▶ What needs to be done: From the listing that follows, output everything exactly except the pictures.

▶ Supplied material:
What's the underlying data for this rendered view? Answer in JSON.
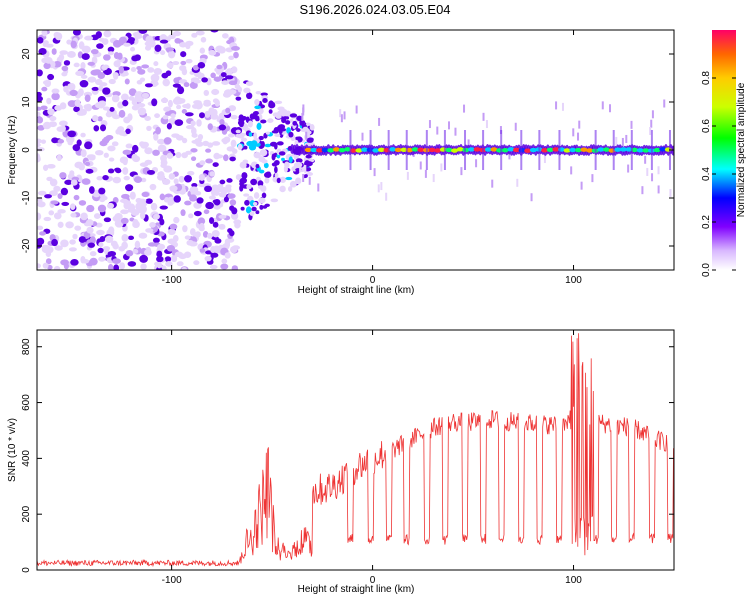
{
  "title": "S196.2026.024.03.05.E04",
  "chart_data": [
    {
      "type": "heatmap",
      "name": "spectrogram",
      "xlabel": "Height of straight line (km)",
      "ylabel": "Frequency (Hz)",
      "xlim": [
        -167,
        150
      ],
      "ylim": [
        -25,
        25
      ],
      "xticks": [
        -100,
        0,
        100
      ],
      "yticks": [
        -20,
        -10,
        0,
        10,
        20
      ],
      "colorbar": {
        "label": "Normalized spectral amplitude",
        "range": [
          0,
          1
        ],
        "ticks": [
          0.0,
          0.2,
          0.4,
          0.6,
          0.8
        ]
      },
      "signal_band_hz": 0,
      "noise_region_end_km": -67,
      "signal_onset_km": -40
    },
    {
      "type": "line",
      "name": "snr",
      "xlabel": "Height of straight line (km)",
      "ylabel": "SNR (10 * v/v)",
      "xlim": [
        -167,
        150
      ],
      "ylim": [
        0,
        860
      ],
      "xticks": [
        -100,
        0,
        100
      ],
      "yticks": [
        0,
        200,
        400,
        600,
        800
      ],
      "color": "#ee3333",
      "segments": [
        {
          "x": [
            -167,
            -66
          ],
          "snr": [
            25,
            25
          ]
        },
        {
          "x": [
            -66,
            -58,
            -52,
            -48,
            -40,
            -36,
            -30
          ],
          "snr": [
            30,
            160,
            340,
            60,
            40,
            110,
            90
          ]
        },
        {
          "x": [
            -30,
            -20,
            -10,
            0,
            10,
            20,
            30,
            40,
            50,
            60,
            70,
            80,
            90,
            100,
            110,
            120,
            130,
            140,
            150
          ],
          "snr": [
            280,
            300,
            360,
            400,
            430,
            470,
            510,
            530,
            530,
            540,
            530,
            525,
            520,
            520,
            530,
            520,
            510,
            470,
            450
          ]
        }
      ],
      "dropouts_km": [
        -11,
        -1,
        8,
        17,
        27,
        36,
        46,
        55,
        64,
        74,
        83,
        93,
        111,
        120,
        129,
        139,
        148
      ],
      "dropout_snr": 110,
      "spike_x": 104,
      "spike_snr": 860
    }
  ]
}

▶ Solved problem:
What's the underlying data for this rendered view? Answer in JSON.
{
  "title": "S196.2026.024.03.05.E04",
  "chart_data": [
    {
      "type": "heatmap",
      "name": "spectrogram",
      "xlabel": "Height of straight line (km)",
      "ylabel": "Frequency (Hz)",
      "xlim": [
        -167,
        150
      ],
      "ylim": [
        -25,
        25
      ],
      "xticks": [
        -100,
        0,
        100
      ],
      "yticks": [
        -20,
        -10,
        0,
        10,
        20
      ],
      "colorbar": {
        "label": "Normalized spectral amplitude",
        "range": [
          0,
          1
        ],
        "ticks": [
          0.0,
          0.2,
          0.4,
          0.6,
          0.8
        ]
      },
      "signal_band_hz": 0,
      "noise_region_end_km": -67,
      "signal_onset_km": -40
    },
    {
      "type": "line",
      "name": "snr",
      "xlabel": "Height of straight line (km)",
      "ylabel": "SNR (10 * v/v)",
      "xlim": [
        -167,
        150
      ],
      "ylim": [
        0,
        860
      ],
      "xticks": [
        -100,
        0,
        100
      ],
      "yticks": [
        0,
        200,
        400,
        600,
        800
      ],
      "color": "#ee3333",
      "segments": [
        {
          "x": [
            -167,
            -66
          ],
          "snr": [
            25,
            25
          ]
        },
        {
          "x": [
            -66,
            -58,
            -52,
            -48,
            -40,
            -36,
            -30
          ],
          "snr": [
            30,
            160,
            340,
            60,
            40,
            110,
            90
          ]
        },
        {
          "x": [
            -30,
            -20,
            -10,
            0,
            10,
            20,
            30,
            40,
            50,
            60,
            70,
            80,
            90,
            100,
            110,
            120,
            130,
            140,
            150
          ],
          "snr": [
            280,
            300,
            360,
            400,
            430,
            470,
            510,
            530,
            530,
            540,
            530,
            525,
            520,
            520,
            530,
            520,
            510,
            470,
            450
          ]
        }
      ],
      "dropouts_km": [
        -11,
        -1,
        8,
        17,
        27,
        36,
        46,
        55,
        64,
        74,
        83,
        93,
        111,
        120,
        129,
        139,
        148
      ],
      "dropout_snr": 110,
      "spike_x": 104,
      "spike_snr": 860
    }
  ]
}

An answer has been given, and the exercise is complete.